- **WHAT THIS TASK INVOLVES**: Lines holding the string "wody" are the ones to copy; find them all in the data.

═════ ENTRIES SUPPLIED

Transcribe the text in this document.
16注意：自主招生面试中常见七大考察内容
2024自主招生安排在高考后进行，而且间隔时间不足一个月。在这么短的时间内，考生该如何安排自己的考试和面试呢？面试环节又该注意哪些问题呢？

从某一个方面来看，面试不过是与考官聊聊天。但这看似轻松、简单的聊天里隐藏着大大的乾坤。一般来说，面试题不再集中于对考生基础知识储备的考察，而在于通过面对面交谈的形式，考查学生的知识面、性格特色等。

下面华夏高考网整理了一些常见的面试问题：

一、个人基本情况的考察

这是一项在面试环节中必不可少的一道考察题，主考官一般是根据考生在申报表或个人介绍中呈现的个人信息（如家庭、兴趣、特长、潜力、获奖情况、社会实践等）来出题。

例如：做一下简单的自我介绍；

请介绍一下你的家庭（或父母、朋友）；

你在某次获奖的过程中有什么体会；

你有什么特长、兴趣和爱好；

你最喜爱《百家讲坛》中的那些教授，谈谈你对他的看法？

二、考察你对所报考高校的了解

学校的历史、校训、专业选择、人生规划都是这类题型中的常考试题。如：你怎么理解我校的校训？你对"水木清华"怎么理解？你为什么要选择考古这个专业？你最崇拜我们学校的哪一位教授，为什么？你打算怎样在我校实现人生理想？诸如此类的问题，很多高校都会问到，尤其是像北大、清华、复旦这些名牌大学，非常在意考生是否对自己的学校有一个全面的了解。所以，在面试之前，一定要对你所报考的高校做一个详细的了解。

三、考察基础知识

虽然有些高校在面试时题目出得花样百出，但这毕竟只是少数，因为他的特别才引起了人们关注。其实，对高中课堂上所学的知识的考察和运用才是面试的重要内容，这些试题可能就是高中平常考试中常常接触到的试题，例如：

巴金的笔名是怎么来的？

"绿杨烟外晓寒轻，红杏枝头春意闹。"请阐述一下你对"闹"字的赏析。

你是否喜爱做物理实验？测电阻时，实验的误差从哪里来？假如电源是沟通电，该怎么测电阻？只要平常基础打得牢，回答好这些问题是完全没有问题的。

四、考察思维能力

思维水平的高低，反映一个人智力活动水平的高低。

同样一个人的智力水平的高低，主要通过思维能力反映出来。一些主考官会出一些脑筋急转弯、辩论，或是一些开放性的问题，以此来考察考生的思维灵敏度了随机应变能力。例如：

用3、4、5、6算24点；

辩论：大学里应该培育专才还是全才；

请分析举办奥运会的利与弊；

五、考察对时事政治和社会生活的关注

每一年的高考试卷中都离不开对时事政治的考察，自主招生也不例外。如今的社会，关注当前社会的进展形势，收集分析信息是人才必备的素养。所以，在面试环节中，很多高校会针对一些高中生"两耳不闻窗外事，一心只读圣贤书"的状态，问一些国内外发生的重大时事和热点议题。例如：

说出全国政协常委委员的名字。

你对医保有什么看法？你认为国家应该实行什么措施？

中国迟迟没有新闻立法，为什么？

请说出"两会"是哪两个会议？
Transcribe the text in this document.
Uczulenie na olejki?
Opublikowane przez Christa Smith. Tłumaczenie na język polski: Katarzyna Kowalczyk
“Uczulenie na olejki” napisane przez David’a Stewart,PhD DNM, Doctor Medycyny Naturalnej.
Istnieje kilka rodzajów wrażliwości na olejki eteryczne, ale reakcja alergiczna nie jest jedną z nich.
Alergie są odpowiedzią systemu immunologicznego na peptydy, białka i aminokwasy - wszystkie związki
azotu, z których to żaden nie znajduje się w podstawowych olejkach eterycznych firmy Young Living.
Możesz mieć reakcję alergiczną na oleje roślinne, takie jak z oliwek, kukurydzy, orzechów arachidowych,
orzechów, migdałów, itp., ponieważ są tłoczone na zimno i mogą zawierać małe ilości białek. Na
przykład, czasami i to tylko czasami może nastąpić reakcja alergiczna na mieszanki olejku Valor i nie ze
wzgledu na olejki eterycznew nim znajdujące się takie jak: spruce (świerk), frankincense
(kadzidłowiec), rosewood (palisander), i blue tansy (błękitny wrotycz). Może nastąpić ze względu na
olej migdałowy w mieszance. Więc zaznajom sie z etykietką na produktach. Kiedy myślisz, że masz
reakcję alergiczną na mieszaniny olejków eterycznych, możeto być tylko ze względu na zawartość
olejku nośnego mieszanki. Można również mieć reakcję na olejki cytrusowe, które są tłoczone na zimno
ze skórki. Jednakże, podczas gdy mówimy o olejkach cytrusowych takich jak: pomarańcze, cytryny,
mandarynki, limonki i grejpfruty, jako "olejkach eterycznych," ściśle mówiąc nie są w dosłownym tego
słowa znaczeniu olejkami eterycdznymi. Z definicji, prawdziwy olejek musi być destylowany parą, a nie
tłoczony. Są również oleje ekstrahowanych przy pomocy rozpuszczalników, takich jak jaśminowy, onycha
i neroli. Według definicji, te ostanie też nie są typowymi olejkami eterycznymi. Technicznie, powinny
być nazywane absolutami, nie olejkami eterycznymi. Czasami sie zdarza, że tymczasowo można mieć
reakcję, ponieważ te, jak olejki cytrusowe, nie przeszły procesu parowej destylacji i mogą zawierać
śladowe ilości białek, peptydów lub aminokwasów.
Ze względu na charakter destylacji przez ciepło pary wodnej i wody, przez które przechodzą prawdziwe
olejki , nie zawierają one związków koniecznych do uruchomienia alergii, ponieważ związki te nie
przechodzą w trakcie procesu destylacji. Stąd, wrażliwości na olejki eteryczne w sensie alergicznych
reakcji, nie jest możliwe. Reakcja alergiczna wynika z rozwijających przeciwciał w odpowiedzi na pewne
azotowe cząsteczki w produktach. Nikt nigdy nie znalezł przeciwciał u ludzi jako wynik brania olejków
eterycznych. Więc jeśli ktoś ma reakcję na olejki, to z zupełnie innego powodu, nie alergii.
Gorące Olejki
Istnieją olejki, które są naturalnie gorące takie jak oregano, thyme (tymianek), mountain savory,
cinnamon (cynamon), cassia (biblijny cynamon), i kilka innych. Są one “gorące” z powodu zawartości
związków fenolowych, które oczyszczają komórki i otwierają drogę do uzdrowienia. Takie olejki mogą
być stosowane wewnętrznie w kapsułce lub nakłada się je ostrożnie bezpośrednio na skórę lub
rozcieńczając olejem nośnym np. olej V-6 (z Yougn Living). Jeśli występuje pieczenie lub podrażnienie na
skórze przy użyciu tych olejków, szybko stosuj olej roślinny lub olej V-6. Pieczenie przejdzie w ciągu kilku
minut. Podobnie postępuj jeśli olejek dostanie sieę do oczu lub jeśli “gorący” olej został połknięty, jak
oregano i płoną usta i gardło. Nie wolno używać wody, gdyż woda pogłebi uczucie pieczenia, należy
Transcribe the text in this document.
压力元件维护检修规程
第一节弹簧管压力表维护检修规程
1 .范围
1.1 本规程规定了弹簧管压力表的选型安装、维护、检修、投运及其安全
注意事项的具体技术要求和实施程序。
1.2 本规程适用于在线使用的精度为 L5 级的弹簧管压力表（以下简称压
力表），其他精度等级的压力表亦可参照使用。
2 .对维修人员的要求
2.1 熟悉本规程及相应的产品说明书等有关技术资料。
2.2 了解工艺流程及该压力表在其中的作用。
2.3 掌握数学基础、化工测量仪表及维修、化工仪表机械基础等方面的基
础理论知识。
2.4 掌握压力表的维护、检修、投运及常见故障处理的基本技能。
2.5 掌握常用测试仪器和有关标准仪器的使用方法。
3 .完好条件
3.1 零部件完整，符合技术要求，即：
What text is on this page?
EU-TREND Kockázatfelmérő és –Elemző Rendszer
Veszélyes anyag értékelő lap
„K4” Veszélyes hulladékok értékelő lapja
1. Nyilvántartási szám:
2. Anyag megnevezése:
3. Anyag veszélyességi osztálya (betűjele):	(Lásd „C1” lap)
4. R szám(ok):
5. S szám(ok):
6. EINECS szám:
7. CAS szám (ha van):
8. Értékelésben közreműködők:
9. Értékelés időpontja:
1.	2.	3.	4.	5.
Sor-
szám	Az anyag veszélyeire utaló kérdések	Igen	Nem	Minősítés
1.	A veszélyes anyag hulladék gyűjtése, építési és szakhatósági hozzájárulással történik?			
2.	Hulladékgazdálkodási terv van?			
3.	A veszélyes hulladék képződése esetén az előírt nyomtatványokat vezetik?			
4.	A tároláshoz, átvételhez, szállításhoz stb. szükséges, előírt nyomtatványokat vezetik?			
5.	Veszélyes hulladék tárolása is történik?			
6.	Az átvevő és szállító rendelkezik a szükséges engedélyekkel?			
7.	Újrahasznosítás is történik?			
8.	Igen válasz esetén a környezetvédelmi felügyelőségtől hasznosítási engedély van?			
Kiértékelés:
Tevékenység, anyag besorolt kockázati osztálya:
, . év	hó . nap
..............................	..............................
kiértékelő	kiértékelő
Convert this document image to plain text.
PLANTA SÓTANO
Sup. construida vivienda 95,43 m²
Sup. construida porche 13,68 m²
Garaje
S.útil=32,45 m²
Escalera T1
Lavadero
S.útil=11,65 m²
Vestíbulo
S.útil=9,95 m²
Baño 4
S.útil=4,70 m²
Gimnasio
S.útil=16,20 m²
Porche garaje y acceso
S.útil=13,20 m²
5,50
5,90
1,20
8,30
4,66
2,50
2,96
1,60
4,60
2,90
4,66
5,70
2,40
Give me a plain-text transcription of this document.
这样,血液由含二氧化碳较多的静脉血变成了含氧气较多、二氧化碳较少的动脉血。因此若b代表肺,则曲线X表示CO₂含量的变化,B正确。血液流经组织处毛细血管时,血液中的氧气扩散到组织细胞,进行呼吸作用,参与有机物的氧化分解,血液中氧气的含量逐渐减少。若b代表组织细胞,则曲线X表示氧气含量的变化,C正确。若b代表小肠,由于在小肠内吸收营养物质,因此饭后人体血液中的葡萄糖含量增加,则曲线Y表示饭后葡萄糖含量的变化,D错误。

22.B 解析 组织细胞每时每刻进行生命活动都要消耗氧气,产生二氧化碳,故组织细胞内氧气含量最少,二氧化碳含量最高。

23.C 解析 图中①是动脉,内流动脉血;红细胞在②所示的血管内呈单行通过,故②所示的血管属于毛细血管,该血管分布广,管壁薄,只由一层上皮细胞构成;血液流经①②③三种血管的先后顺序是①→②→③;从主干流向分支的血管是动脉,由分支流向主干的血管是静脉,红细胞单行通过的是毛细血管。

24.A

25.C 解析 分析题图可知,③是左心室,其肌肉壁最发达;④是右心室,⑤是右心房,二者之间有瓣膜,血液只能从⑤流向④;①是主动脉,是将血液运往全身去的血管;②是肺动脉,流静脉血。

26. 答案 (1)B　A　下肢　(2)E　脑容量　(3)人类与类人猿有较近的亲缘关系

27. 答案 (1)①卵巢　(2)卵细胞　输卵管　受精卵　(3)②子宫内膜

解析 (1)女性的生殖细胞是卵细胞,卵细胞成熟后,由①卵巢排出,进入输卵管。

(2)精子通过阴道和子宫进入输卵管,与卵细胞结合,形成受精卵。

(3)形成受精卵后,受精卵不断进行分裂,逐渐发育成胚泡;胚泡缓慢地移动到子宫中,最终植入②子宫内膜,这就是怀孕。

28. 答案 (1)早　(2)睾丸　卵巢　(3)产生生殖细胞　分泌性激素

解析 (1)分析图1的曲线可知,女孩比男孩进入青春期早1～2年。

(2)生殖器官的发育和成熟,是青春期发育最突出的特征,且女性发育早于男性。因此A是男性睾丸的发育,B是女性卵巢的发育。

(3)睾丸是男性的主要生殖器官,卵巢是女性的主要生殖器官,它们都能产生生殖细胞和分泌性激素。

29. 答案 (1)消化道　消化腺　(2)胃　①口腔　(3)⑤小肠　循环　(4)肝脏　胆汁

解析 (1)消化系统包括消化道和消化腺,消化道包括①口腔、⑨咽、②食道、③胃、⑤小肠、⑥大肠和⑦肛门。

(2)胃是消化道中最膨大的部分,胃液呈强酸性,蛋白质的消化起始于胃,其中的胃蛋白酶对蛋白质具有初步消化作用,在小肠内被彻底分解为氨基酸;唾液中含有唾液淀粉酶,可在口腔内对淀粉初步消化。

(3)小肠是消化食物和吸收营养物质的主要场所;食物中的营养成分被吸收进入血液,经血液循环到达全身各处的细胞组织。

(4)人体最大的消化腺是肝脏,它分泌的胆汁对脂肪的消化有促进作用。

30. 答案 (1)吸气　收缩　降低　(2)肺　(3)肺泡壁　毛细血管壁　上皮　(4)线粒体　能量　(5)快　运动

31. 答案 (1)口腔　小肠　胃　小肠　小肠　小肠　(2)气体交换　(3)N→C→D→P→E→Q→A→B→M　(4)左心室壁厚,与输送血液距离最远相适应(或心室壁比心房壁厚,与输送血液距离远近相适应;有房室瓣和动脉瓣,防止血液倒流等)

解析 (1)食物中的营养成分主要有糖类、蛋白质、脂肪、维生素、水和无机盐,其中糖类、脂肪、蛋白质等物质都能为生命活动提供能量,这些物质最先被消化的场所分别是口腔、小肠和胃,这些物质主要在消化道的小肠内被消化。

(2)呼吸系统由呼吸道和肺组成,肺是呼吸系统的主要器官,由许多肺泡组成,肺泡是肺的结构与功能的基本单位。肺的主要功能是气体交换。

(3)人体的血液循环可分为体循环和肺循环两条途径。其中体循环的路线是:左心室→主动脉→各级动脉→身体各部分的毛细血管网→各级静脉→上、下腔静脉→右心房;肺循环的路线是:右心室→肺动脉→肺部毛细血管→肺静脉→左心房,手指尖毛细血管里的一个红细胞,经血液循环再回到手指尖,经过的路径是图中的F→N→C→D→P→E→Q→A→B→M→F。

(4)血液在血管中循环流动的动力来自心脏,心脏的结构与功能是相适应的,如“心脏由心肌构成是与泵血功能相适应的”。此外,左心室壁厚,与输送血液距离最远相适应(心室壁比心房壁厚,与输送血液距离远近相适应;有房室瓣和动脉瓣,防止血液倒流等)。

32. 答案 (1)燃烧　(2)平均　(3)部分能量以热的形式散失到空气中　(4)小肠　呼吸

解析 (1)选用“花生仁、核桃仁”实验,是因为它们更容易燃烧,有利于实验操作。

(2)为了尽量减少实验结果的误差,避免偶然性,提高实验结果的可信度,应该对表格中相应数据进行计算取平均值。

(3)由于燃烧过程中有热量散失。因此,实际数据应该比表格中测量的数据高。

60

══════════

- **EXERCISE SOLUTION**:
Ze względu na charakter destylacji przez ciepło pary wodnej i wody, przez które przechodzą prawdziwe
oregano i płoną usta i gardło. Nie wolno używać wody, gdyż woda pogłebi uczucie pieczenia, należy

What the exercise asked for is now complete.